===== ROWS
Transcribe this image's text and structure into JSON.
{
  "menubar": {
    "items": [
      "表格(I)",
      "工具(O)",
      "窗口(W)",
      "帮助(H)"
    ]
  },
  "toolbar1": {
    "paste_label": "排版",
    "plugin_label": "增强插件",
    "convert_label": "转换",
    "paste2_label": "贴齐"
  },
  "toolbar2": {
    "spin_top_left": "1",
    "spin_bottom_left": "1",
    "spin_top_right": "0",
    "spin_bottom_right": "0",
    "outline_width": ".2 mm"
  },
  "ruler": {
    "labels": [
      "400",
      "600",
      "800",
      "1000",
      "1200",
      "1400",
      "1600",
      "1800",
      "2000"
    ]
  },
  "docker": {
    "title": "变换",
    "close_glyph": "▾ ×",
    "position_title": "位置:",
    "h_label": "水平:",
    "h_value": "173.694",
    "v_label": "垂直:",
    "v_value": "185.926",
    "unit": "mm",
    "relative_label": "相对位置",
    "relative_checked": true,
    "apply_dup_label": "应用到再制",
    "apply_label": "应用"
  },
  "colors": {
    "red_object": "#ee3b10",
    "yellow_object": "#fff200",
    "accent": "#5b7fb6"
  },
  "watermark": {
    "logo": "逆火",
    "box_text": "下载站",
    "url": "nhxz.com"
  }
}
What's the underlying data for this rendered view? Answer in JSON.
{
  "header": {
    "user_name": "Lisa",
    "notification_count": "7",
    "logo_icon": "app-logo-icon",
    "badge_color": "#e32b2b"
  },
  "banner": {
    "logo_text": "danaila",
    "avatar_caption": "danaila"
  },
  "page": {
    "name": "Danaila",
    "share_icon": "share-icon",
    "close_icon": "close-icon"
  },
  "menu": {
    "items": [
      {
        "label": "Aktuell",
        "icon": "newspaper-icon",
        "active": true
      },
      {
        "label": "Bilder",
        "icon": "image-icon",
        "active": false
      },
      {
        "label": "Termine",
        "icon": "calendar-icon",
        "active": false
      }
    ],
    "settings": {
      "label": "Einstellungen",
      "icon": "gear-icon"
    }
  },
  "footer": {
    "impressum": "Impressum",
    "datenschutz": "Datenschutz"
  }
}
==========
- [TASK DESCRIPTION]: Nothing in the data may differ; print all of it exactly as written.

- [RESPONSE FOR THIS EXERCISE]:
Transcribe this image's text and structure into JSON.
{
  "menubar": {
    "items": [
      "表格(I)",
      "工具(O)",
      "窗口(W)",
      "帮助(H)"
    ]
  },
  "toolbar1": {
    "paste_label": "排版",
    "plugin_label": "增强插件",
    "convert_label": "转换",
    "paste2_label": "贴齐"
  },
  "toolbar2": {
    "spin_top_left": "1",
    "spin_bottom_left": "1",
    "spin_top_right": "0",
    "spin_bottom_right": "0",
    "outline_width": ".2 mm"
  },
  "ruler": {
    "labels": [
      "400",
      "600",
      "800",
      "1000",
      "1200",
      "1400",
      "1600",
      "1800",
      "2000"
    ]
  },
  "docker": {
    "title": "变换",
    "close_glyph": "▾ ×",
    "position_title": "位置:",
    "h_label": "水平:",
    "h_value": "173.694",
    "v_label": "垂直:",
    "v_value": "185.926",
    "unit": "mm",
    "relative_label": "相对位置",
    "relative_checked": true,
    "apply_dup_label": "应用到再制",
    "apply_label": "应用"
  },
  "colors": {
    "red_object": "#ee3b10",
    "yellow_object": "#fff200",
    "accent": "#5b7fb6"
  },
  "watermark": {
    "logo": "逆火",
    "box_text": "下载站",
    "url": "nhxz.com"
  }
}
What's the underlying data for this rendered view? Answer in JSON.
{
  "header": {
    "user_name": "Lisa",
    "notification_count": "7",
    "logo_icon": "app-logo-icon",
    "badge_color": "#e32b2b"
  },
  "banner": {
    "logo_text": "danaila",
    "avatar_caption": "danaila"
  },
  "page": {
    "name": "Danaila",
    "share_icon": "share-icon",
    "close_icon": "close-icon"
  },
  "menu": {
    "items": [
      {
        "label": "Aktuell",
        "icon": "newspaper-icon",
        "active": true
      },
      {
        "label": "Bilder",
        "icon": "image-icon",
        "active": false
      },
      {
        "label": "Termine",
        "icon": "calendar-icon",
        "active": false
      }
    ],
    "settings": {
      "label": "Einstellungen",
      "icon": "gear-icon"
    }
  },
  "footer": {
    "impressum": "Impressum",
    "datenschutz": "Datenschutz"
  }
}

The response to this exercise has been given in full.